## Directions for this task
Render everything in the listing from the line containing "What elements are" down to the line containing "annotation-stroke <box>86 224 385 293</box>" as a Markdown table with columns Nr and Line, one row per line and blank lines dropped. Omit the pictures from the answer.

## Source data
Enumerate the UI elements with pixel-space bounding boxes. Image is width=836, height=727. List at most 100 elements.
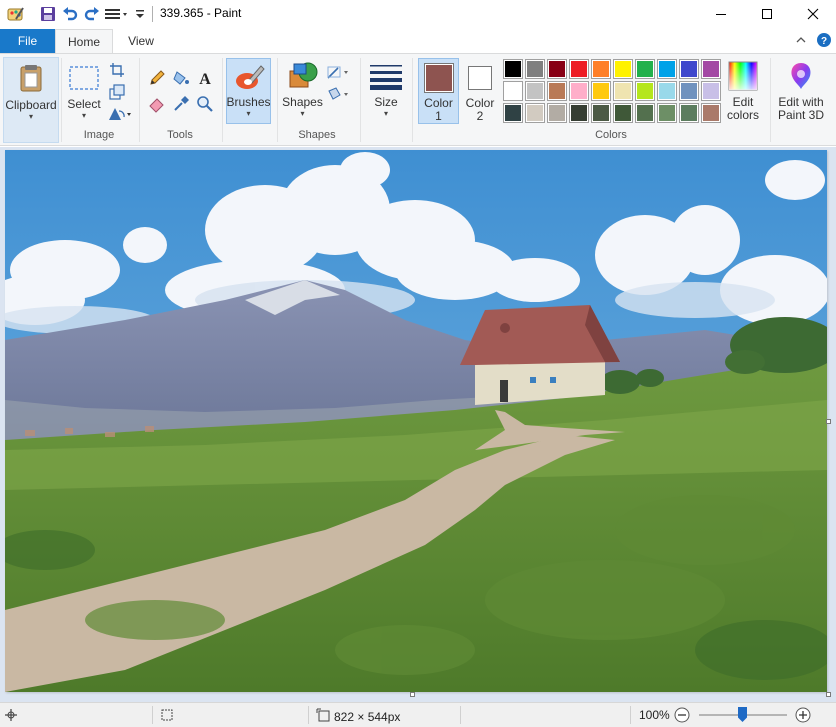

---

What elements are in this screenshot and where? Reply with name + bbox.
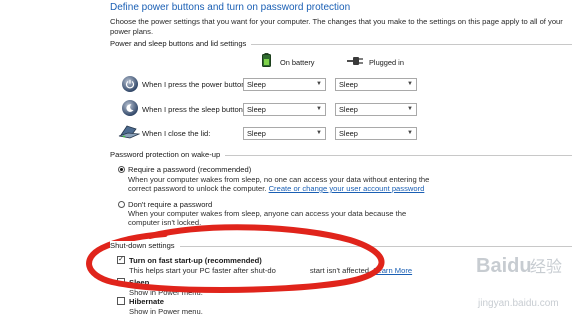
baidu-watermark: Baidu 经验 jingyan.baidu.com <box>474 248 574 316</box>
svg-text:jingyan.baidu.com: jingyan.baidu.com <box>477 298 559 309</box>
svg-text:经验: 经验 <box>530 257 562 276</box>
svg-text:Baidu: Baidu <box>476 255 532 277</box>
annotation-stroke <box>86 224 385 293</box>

## Result for this task
| Nr | Line |
|---|---|
| 1 | What elements are in this screenshot and where? Reply with name + bbox. |
| 2 | baidu-watermark: Baidu 经验 jingyan.baidu.com <box>474 248 574 316</box> |
| 3 | svg-text:jingyan.baidu.com: jingyan.baidu.com <box>477 298 559 309</box> |
| 4 | svg-text:经验: 经验 <box>530 257 562 276</box> |
| 5 | svg-text:Baidu: Baidu <box>476 255 532 277</box> |
| 6 | annotation-stroke <box>86 224 385 293</box> |